- **Task requirements**: Go through the listing and write out all of it exactly.

BEGIN Source records

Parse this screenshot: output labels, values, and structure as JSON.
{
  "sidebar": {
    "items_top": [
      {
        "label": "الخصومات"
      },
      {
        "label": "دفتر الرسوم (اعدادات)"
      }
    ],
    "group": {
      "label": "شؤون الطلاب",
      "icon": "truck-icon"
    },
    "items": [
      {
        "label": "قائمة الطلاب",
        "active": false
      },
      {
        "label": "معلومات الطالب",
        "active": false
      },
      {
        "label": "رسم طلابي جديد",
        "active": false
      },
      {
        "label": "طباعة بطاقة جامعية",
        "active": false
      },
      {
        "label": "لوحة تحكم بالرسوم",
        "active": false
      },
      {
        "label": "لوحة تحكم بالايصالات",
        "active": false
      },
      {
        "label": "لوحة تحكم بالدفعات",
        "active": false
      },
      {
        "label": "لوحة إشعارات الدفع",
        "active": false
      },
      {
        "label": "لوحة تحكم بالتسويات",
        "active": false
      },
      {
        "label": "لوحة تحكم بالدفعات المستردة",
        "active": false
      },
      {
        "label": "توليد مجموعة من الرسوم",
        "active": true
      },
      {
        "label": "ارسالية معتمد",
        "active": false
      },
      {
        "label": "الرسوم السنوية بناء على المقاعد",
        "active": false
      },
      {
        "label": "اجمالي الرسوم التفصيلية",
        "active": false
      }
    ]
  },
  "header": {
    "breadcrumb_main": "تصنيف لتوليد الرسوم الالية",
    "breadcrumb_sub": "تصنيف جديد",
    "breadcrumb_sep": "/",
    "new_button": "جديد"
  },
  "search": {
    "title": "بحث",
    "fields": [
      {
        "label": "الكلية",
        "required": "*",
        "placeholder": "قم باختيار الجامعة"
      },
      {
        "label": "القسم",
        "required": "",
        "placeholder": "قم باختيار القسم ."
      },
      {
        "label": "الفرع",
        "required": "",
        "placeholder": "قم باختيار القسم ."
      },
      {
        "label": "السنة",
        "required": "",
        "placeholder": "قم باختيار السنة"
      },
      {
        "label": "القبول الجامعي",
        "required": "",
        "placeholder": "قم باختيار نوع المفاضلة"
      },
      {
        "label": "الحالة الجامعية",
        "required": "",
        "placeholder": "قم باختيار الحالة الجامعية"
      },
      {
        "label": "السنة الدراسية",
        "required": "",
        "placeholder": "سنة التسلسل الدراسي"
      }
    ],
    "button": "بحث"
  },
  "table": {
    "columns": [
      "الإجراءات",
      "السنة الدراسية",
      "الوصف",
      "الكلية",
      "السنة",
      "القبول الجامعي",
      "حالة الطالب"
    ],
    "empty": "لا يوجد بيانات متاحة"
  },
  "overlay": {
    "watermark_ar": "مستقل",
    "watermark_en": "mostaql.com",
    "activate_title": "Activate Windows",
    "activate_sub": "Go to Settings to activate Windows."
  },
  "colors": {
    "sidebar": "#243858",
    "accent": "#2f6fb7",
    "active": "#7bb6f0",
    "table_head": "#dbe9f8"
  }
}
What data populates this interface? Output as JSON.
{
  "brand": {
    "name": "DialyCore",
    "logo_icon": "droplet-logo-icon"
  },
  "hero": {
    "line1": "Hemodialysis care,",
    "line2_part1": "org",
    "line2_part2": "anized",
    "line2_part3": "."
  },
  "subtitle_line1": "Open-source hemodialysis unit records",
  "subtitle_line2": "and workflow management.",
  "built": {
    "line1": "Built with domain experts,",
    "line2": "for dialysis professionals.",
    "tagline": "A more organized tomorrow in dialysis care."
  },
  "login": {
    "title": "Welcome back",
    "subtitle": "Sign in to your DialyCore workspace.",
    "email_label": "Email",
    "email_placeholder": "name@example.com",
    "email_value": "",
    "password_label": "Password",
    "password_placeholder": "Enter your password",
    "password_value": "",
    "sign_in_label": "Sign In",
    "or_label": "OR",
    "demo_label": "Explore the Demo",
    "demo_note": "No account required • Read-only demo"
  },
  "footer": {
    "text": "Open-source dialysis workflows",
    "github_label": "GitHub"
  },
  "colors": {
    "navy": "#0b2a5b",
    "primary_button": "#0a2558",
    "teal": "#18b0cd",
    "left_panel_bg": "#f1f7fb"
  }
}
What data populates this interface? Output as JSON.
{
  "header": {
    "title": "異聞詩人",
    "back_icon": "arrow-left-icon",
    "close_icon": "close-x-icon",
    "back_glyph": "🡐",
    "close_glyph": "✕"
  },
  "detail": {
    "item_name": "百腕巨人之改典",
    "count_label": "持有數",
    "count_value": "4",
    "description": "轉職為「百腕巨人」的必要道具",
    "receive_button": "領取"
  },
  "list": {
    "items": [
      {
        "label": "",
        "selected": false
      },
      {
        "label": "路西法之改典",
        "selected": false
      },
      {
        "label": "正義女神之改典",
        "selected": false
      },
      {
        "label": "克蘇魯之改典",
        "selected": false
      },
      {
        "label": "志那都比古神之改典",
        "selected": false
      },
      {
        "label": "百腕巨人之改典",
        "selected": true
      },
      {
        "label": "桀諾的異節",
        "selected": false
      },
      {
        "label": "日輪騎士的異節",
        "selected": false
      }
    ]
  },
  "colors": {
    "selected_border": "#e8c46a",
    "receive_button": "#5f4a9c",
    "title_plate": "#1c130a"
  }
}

END Source records

- **Answer to this task**:
Parse this screenshot: output labels, values, and structure as JSON.
{
  "sidebar": {
    "items_top": [
      {
        "label": "الخصومات"
      },
      {
        "label": "دفتر الرسوم (اعدادات)"
      }
    ],
    "group": {
      "label": "شؤون الطلاب",
      "icon": "truck-icon"
    },
    "items": [
      {
        "label": "قائمة الطلاب",
        "active": false
      },
      {
        "label": "معلومات الطالب",
        "active": false
      },
      {
        "label": "رسم طلابي جديد",
        "active": false
      },
      {
        "label": "طباعة بطاقة جامعية",
        "active": false
      },
      {
        "label": "لوحة تحكم بالرسوم",
        "active": false
      },
      {
        "label": "لوحة تحكم بالايصالات",
        "active": false
      },
      {
        "label": "لوحة تحكم بالدفعات",
        "active": false
      },
      {
        "label": "لوحة إشعارات الدفع",
        "active": false
      },
      {
        "label": "لوحة تحكم بالتسويات",
        "active": false
      },
      {
        "label": "لوحة تحكم بالدفعات المستردة",
        "active": false
      },
      {
        "label": "توليد مجموعة من الرسوم",
        "active": true
      },
      {
        "label": "ارسالية معتمد",
        "active": false
      },
      {
        "label": "الرسوم السنوية بناء على المقاعد",
        "active": false
      },
      {
        "label": "اجمالي الرسوم التفصيلية",
        "active": false
      }
    ]
  },
  "header": {
    "breadcrumb_main": "تصنيف لتوليد الرسوم الالية",
    "breadcrumb_sub": "تصنيف جديد",
    "breadcrumb_sep": "/",
    "new_button": "جديد"
  },
  "search": {
    "title": "بحث",
    "fields": [
      {
        "label": "الكلية",
        "required": "*",
        "placeholder": "قم باختيار الجامعة"
      },
      {
        "label": "القسم",
        "required": "",
        "placeholder": "قم باختيار القسم ."
      },
      {
        "label": "الفرع",
        "required": "",
        "placeholder": "قم باختيار القسم ."
      },
      {
        "label": "السنة",
        "required": "",
        "placeholder": "قم باختيار السنة"
      },
      {
        "label": "القبول الجامعي",
        "required": "",
        "placeholder": "قم باختيار نوع المفاضلة"
      },
      {
        "label": "الحالة الجامعية",
        "required": "",
        "placeholder": "قم باختيار الحالة الجامعية"
      },
      {
        "label": "السنة الدراسية",
        "required": "",
        "placeholder": "سنة التسلسل الدراسي"
      }
    ],
    "button": "بحث"
  },
  "table": {
    "columns": [
      "الإجراءات",
      "السنة الدراسية",
      "الوصف",
      "الكلية",
      "السنة",
      "القبول الجامعي",
      "حالة الطالب"
    ],
    "empty": "لا يوجد بيانات متاحة"
  },
  "overlay": {
    "watermark_ar": "مستقل",
    "watermark_en": "mostaql.com",
    "activate_title": "Activate Windows",
    "activate_sub": "Go to Settings to activate Windows."
  },
  "colors": {
    "sidebar": "#243858",
    "accent": "#2f6fb7",
    "active": "#7bb6f0",
    "table_head": "#dbe9f8"
  }
}
What data populates this interface? Output as JSON.
{
  "brand": {
    "name": "DialyCore",
    "logo_icon": "droplet-logo-icon"
  },
  "hero": {
    "line1": "Hemodialysis care,",
    "line2_part1": "org",
    "line2_part2": "anized",
    "line2_part3": "."
  },
  "subtitle_line1": "Open-source hemodialysis unit records",
  "subtitle_line2": "and workflow management.",
  "built": {
    "line1": "Built with domain experts,",
    "line2": "for dialysis professionals.",
    "tagline": "A more organized tomorrow in dialysis care."
  },
  "login": {
    "title": "Welcome back",
    "subtitle": "Sign in to your DialyCore workspace.",
    "email_label": "Email",
    "email_placeholder": "name@example.com",
    "email_value": "",
    "password_label": "Password",
    "password_placeholder": "Enter your password",
    "password_value": "",
    "sign_in_label": "Sign In",
    "or_label": "OR",
    "demo_label": "Explore the Demo",
    "demo_note": "No account required • Read-only demo"
  },
  "footer": {
    "text": "Open-source dialysis workflows",
    "github_label": "GitHub"
  },
  "colors": {
    "navy": "#0b2a5b",
    "primary_button": "#0a2558",
    "teal": "#18b0cd",
    "left_panel_bg": "#f1f7fb"
  }
}
What data populates this interface? Output as JSON.
{
  "header": {
    "title": "異聞詩人",
    "back_icon": "arrow-left-icon",
    "close_icon": "close-x-icon",
    "back_glyph": "🡐",
    "close_glyph": "✕"
  },
  "detail": {
    "item_name": "百腕巨人之改典",
    "count_label": "持有數",
    "count_value": "4",
    "description": "轉職為「百腕巨人」的必要道具",
    "receive_button": "領取"
  },
  "list": {
    "items": [
      {
        "label": "",
        "selected": false
      },
      {
        "label": "路西法之改典",
        "selected": false
      },
      {
        "label": "正義女神之改典",
        "selected": false
      },
      {
        "label": "克蘇魯之改典",
        "selected": false
      },
      {
        "label": "志那都比古神之改典",
        "selected": false
      },
      {
        "label": "百腕巨人之改典",
        "selected": true
      },
      {
        "label": "桀諾的異節",
        "selected": false
      },
      {
        "label": "日輪騎士的異節",
        "selected": false
      }
    ]
  },
  "colors": {
    "selected_border": "#e8c46a",
    "receive_button": "#5f4a9c",
    "title_plate": "#1c130a"
  }
}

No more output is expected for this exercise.